PROMPT ->
Transcribe all of the material exactly, except for its pictures.

DATA PROVIDED ->

▶

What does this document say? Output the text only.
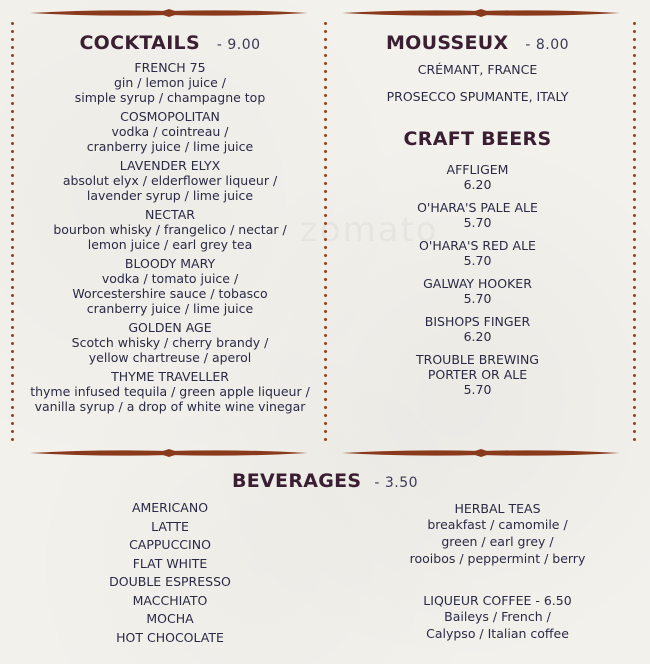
zomato
COCKTAILS - 9.00
FRENCH 75
gin / lemon juice /
simple syrup / champagne top
COSMOPOLITAN
vodka / cointreau /
cranberry juice / lime juice
LAVENDER ELYX
absolut elyx / elderflower liqueur /
lavender syrup / lime juice
NECTAR
bourbon whisky / frangelico / nectar /
lemon juice / earl grey tea
BLOODY MARY
vodka / tomato juice /
Worcestershire sauce / tobasco
cranberry juice / lime juice
GOLDEN AGE
Scotch whisky / cherry brandy /
yellow chartreuse / aperol
THYME TRAVELLER
thyme infused tequila / green apple liqueur /
vanilla syrup / a drop of white wine vinegar
MOUSSEUX - 8.00
CRÉMANT, FRANCE
PROSECCO SPUMANTE, ITALY
CRAFT BEERS
AFFLIGEM
6.20
O'HARA'S PALE ALE
5.70
O'HARA'S RED ALE
5.70
GALWAY HOOKER
5.70
BISHOPS FINGER
6.20
TROUBLE BREWING
PORTER OR ALE
5.70
BEVERAGES - 3.50
AMERICANO
LATTE
CAPPUCCINO
FLAT WHITE
DOUBLE ESPRESSO
MACCHIATO
MOCHA
HOT CHOCOLATE
HERBAL TEAS
breakfast / camomile /
green / earl grey /
rooibos / peppermint / berry
LIQUEUR COFFEE - 6.50
Baileys / French /
Calypso / Italian coffee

◀

SOLVED EXERCISE ->
What does this document say? Output the text only.
zomato
COCKTAILS - 9.00
FRENCH 75
gin / lemon juice /
simple syrup / champagne top
COSMOPOLITAN
vodka / cointreau /
cranberry juice / lime juice
LAVENDER ELYX
absolut elyx / elderflower liqueur /
lavender syrup / lime juice
NECTAR
bourbon whisky / frangelico / nectar /
lemon juice / earl grey tea
BLOODY MARY
vodka / tomato juice /
Worcestershire sauce / tobasco
cranberry juice / lime juice
GOLDEN AGE
Scotch whisky / cherry brandy /
yellow chartreuse / aperol
THYME TRAVELLER
thyme infused tequila / green apple liqueur /
vanilla syrup / a drop of white wine vinegar
MOUSSEUX - 8.00
CRÉMANT, FRANCE
PROSECCO SPUMANTE, ITALY
CRAFT BEERS
AFFLIGEM
6.20
O'HARA'S PALE ALE
5.70
O'HARA'S RED ALE
5.70
GALWAY HOOKER
5.70
BISHOPS FINGER
6.20
TROUBLE BREWING
PORTER OR ALE
5.70
BEVERAGES - 3.50
AMERICANO
LATTE
CAPPUCCINO
FLAT WHITE
DOUBLE ESPRESSO
MACCHIATO
MOCHA
HOT CHOCOLATE
HERBAL TEAS
breakfast / camomile /
green / earl grey /
rooibos / peppermint / berry
LIQUEUR COFFEE - 6.50
Baileys / French /
Calypso / Italian coffee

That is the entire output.